Records:
>>>>>
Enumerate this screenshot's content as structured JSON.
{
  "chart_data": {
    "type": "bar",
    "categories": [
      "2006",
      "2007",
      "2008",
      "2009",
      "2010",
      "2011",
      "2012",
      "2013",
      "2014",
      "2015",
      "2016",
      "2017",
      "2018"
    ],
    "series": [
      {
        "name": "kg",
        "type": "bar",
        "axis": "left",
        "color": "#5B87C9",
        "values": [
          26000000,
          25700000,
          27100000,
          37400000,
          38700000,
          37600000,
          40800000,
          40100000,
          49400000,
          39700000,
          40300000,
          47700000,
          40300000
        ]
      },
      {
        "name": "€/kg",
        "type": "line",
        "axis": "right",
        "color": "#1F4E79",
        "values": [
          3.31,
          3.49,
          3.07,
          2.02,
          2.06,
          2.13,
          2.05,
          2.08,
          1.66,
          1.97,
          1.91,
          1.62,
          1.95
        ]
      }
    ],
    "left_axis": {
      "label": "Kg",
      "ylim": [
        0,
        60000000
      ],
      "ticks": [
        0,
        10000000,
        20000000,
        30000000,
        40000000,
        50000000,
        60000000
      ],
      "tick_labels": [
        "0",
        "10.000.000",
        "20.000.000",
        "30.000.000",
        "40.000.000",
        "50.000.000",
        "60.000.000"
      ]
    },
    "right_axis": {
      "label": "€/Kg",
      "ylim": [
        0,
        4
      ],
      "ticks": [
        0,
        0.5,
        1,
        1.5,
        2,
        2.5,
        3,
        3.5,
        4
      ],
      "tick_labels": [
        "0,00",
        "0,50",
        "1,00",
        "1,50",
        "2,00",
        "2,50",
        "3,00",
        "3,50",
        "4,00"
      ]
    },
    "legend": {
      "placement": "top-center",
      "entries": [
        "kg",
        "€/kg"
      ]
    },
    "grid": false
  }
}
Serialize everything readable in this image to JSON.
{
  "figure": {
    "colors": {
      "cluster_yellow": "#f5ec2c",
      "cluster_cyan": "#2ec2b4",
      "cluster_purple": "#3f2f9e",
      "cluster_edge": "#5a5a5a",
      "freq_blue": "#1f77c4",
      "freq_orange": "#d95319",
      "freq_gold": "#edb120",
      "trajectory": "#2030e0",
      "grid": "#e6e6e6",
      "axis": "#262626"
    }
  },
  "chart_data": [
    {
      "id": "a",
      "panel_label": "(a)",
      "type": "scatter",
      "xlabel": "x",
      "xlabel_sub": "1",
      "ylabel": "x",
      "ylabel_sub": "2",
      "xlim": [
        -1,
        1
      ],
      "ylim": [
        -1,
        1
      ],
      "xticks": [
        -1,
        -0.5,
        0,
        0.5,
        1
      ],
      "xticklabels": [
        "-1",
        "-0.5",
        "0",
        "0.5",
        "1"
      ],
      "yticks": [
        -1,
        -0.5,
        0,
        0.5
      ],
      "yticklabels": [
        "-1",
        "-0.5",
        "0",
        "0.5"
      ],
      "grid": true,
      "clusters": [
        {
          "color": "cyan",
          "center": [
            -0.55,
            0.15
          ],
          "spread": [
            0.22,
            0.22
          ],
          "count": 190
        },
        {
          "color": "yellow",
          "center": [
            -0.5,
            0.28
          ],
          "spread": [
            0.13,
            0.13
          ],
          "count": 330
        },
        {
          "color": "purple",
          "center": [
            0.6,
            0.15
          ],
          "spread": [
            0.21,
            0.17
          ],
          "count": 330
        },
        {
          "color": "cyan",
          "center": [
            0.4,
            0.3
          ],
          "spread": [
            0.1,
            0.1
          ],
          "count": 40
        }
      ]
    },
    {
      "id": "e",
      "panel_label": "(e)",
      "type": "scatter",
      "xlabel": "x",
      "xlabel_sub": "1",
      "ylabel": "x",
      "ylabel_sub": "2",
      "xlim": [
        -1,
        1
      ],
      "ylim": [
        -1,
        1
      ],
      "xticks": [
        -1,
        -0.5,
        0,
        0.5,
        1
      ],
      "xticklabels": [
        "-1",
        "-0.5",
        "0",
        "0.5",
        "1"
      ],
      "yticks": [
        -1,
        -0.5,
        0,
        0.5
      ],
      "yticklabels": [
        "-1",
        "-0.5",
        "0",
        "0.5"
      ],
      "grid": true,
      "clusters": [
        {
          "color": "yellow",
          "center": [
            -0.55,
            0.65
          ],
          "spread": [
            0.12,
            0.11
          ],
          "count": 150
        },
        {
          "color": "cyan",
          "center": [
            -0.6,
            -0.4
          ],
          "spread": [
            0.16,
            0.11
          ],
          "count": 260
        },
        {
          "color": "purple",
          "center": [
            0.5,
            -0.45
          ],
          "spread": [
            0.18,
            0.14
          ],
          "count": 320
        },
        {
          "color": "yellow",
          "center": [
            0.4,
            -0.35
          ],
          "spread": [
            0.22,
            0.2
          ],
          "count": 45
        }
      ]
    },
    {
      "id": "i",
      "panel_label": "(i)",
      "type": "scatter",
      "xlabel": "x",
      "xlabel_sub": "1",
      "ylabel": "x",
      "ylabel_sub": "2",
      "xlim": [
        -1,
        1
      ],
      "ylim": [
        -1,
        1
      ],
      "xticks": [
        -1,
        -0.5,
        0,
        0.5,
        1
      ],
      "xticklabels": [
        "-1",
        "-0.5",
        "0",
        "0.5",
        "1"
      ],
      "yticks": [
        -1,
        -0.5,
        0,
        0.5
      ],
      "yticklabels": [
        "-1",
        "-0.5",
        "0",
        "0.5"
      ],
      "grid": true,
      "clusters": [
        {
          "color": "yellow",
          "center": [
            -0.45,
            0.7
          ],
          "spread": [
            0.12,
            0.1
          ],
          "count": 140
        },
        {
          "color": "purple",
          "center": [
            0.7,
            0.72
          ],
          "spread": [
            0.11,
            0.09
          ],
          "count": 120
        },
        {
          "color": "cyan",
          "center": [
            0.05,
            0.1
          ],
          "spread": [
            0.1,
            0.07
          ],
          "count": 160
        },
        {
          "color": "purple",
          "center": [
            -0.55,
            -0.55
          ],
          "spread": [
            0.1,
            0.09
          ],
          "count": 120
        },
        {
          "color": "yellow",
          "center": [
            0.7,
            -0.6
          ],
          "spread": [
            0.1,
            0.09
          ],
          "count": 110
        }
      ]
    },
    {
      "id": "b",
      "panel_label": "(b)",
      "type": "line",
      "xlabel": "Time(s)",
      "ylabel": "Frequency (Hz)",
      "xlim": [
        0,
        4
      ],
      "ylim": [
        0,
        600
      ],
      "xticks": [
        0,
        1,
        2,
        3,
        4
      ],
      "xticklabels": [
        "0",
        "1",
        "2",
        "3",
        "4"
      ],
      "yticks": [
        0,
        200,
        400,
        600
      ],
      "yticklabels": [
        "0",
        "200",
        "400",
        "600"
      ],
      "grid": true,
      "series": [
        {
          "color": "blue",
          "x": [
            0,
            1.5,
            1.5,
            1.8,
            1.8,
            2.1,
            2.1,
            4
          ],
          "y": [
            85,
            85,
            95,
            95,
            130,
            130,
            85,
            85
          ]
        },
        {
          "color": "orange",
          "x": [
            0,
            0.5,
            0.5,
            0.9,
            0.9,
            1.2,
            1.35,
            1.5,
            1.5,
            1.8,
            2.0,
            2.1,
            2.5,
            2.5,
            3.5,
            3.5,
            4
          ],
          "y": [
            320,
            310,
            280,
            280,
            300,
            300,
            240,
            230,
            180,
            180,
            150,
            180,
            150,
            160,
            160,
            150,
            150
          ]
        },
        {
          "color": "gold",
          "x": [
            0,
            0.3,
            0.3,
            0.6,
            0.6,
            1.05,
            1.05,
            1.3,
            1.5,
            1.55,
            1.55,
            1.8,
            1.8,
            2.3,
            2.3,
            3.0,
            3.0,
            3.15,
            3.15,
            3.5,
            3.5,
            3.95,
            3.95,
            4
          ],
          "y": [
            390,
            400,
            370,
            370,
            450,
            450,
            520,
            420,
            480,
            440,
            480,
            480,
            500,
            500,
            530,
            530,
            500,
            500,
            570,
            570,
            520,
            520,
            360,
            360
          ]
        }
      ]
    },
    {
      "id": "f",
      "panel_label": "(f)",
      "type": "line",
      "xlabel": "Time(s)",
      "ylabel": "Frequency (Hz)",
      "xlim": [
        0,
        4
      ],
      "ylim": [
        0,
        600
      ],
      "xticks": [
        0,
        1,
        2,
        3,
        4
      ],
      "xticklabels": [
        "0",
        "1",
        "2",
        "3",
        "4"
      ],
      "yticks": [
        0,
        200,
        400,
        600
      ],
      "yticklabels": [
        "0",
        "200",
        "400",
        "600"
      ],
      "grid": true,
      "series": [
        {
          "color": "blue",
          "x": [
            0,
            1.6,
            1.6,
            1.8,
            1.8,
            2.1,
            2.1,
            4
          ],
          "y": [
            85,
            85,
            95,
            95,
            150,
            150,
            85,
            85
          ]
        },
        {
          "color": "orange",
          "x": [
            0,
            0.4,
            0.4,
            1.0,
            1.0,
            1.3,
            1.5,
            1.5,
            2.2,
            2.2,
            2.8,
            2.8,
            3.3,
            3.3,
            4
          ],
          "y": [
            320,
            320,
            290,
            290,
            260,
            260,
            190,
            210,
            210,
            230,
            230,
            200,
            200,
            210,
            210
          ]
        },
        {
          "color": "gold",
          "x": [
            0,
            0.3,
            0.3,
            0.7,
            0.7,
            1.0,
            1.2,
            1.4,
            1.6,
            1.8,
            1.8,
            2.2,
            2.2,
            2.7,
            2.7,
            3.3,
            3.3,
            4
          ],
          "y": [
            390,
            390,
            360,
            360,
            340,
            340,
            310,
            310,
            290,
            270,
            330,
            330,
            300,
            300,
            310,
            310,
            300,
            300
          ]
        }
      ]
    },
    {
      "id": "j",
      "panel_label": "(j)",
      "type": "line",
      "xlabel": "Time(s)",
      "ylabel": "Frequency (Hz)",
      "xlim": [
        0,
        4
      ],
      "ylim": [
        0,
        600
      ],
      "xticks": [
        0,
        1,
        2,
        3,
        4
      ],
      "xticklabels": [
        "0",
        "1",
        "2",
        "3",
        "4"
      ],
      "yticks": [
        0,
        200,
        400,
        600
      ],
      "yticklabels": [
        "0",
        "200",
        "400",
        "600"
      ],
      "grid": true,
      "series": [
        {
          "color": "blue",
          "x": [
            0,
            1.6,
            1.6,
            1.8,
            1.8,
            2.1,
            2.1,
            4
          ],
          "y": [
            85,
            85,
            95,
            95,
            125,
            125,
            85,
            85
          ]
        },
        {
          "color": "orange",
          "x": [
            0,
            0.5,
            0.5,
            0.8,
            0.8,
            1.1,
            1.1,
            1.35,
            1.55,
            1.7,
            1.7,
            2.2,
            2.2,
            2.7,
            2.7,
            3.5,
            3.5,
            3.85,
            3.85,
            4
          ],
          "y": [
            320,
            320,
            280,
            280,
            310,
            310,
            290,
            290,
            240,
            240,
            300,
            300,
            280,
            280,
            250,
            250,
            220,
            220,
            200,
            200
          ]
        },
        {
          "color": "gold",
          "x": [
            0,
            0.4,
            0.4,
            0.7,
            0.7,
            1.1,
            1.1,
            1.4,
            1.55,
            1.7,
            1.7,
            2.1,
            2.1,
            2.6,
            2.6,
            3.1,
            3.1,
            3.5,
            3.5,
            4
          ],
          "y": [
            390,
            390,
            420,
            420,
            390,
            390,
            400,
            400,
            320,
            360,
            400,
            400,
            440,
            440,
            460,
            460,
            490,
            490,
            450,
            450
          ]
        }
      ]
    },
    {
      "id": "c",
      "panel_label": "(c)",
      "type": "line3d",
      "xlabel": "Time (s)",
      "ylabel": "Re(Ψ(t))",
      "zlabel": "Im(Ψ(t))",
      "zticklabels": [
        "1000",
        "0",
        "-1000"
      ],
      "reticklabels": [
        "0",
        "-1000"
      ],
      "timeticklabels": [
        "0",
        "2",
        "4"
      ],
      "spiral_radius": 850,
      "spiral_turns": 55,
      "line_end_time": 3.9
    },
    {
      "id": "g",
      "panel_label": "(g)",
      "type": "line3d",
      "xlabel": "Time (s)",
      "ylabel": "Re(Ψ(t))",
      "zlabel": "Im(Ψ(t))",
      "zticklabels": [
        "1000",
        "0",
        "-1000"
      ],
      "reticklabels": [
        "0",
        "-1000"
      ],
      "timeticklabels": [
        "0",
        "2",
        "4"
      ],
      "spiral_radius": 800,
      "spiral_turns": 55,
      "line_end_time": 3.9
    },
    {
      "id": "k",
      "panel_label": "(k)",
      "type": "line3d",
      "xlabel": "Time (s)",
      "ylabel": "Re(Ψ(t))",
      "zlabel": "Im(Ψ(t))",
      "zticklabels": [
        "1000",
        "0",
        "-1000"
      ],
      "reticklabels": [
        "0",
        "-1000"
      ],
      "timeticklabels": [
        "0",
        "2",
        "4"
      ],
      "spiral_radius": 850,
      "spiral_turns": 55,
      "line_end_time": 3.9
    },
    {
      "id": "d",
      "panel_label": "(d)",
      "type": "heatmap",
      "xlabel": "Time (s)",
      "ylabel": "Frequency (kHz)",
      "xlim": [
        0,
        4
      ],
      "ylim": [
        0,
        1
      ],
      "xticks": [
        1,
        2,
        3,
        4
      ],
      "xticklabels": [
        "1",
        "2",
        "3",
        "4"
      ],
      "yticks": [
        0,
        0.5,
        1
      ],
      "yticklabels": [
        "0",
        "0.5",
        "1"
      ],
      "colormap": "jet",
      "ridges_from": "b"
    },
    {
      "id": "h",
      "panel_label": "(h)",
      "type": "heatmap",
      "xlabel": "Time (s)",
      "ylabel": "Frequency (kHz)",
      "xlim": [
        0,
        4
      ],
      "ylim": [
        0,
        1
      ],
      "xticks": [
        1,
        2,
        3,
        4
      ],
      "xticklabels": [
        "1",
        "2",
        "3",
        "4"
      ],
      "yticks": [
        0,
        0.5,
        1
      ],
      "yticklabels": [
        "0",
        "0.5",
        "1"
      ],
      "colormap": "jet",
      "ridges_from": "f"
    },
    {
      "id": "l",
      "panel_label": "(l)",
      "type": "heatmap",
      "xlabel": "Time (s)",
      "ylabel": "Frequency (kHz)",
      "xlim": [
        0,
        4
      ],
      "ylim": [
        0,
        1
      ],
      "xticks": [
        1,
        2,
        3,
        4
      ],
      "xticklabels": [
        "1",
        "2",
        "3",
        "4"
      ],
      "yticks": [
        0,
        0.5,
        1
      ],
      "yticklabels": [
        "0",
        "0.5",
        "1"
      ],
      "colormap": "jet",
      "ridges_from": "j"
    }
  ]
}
<<<<<
What is expected
Report how many lines in these entries contain "JSON". Answer with the number only.

Task solution
2